> _Extracts from a graphics dataset_:

_ _ _ _ _ _ _

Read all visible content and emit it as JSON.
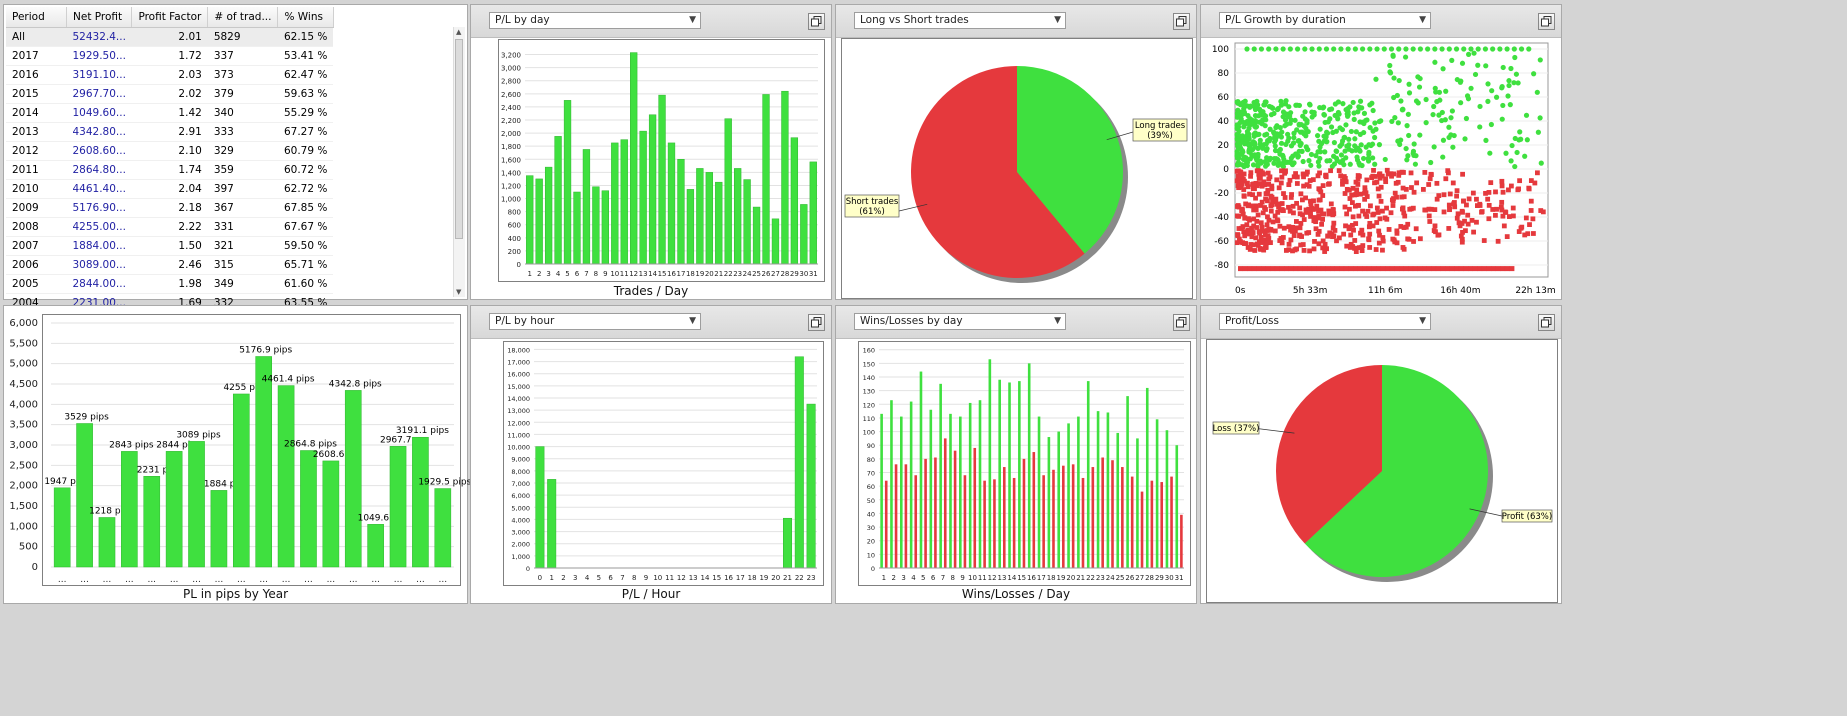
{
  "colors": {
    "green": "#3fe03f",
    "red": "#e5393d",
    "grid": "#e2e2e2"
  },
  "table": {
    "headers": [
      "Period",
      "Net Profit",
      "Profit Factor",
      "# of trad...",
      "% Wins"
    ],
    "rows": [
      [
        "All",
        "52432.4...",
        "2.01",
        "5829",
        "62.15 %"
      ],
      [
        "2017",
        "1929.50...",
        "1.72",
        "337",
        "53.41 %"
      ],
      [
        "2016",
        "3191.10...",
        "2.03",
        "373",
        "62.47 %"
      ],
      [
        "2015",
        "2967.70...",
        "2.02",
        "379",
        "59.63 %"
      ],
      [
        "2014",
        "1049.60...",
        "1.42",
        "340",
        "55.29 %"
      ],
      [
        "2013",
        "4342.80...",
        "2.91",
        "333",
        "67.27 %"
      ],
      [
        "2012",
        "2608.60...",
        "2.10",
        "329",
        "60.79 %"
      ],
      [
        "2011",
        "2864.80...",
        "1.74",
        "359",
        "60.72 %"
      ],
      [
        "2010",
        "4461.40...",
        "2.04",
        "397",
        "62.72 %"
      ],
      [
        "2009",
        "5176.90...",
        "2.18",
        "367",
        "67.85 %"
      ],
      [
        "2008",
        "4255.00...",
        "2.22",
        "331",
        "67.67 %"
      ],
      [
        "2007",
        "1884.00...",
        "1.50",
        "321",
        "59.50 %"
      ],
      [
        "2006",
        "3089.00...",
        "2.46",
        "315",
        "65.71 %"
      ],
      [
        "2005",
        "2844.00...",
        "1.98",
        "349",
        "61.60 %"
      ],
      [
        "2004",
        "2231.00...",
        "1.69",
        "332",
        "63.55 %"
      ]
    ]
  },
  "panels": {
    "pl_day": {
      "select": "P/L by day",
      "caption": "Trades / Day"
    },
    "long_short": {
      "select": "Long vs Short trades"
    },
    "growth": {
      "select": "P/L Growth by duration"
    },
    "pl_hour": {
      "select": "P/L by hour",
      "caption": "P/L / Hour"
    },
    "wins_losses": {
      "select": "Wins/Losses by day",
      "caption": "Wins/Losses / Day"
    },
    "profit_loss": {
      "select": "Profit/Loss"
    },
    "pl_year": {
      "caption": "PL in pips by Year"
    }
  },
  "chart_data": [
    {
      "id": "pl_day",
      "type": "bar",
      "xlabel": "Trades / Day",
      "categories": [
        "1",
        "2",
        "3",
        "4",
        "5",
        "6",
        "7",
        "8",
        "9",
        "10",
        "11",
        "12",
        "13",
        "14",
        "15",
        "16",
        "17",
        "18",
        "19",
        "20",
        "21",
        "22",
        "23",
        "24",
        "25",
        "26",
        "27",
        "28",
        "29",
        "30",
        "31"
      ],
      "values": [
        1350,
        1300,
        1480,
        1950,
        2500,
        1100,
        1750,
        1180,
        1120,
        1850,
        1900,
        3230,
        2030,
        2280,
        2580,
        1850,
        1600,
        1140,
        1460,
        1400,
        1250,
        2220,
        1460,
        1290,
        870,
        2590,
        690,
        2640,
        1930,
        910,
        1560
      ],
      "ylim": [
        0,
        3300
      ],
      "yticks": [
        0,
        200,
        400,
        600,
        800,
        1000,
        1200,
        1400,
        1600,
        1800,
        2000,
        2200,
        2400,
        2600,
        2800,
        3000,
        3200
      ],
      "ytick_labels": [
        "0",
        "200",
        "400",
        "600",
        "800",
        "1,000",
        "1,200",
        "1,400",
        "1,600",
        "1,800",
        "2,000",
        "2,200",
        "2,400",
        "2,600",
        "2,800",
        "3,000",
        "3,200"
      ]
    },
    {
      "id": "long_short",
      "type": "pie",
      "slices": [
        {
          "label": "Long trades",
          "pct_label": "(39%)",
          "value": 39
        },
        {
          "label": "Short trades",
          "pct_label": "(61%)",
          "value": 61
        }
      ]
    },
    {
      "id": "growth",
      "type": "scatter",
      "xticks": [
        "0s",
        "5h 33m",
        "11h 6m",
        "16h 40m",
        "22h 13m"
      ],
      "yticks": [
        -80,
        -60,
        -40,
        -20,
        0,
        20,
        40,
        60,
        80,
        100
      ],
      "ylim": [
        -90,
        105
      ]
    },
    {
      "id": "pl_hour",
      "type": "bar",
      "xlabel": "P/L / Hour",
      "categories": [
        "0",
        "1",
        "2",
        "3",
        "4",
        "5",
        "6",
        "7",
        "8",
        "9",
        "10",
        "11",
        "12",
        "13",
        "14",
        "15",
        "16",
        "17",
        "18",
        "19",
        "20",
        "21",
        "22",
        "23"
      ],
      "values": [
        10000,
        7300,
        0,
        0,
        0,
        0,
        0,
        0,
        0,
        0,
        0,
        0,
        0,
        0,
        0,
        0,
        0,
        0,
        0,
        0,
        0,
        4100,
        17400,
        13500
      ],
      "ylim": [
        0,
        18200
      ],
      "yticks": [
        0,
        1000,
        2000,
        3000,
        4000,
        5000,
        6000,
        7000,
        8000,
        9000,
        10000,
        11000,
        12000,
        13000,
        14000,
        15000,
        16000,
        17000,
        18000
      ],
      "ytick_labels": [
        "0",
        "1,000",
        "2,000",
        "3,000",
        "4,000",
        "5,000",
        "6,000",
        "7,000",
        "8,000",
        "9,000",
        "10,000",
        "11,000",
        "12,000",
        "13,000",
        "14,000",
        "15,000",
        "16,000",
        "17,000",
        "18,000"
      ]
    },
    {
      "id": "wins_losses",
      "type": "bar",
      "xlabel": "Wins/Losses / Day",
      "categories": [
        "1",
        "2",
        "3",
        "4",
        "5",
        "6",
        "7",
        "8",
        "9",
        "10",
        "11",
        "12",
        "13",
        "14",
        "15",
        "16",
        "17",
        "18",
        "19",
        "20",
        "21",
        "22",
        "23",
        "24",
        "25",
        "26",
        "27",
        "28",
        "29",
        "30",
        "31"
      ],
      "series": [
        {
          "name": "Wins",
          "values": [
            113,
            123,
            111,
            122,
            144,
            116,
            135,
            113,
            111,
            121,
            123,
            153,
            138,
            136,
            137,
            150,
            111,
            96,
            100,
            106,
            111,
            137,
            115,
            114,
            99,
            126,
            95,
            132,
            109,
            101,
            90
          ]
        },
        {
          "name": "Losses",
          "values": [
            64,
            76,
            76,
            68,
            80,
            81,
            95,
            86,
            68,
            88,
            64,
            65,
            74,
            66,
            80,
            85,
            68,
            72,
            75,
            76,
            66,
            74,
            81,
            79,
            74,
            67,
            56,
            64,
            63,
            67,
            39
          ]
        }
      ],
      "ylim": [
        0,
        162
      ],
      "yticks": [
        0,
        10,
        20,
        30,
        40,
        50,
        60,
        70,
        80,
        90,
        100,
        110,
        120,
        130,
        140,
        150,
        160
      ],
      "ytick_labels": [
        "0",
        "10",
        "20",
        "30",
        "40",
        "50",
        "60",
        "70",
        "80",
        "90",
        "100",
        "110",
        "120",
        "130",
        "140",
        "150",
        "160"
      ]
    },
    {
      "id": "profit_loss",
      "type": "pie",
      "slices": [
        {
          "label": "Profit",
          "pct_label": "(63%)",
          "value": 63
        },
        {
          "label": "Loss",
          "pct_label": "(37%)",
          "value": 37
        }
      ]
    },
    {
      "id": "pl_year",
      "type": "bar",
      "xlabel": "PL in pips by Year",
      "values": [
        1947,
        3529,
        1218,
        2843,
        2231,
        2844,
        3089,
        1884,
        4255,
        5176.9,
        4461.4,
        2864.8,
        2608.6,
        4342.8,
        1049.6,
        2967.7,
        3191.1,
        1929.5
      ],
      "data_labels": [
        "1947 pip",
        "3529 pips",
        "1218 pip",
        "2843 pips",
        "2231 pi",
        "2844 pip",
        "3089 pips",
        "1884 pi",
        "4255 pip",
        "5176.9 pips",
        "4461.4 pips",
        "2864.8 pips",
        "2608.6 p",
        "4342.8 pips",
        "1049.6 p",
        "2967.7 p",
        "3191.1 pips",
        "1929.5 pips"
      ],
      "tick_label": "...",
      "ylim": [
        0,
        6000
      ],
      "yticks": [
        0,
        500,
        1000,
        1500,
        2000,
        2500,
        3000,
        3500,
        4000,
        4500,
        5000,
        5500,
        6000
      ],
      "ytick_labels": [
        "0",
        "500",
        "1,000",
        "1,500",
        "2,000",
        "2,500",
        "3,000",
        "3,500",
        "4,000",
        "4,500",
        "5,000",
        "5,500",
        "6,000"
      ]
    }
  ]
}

_ _ _ _ _ _ _

> _Direction_:
Return only the number of lines in the preceding records that contain the string "xlabel".

> _Written response_:
4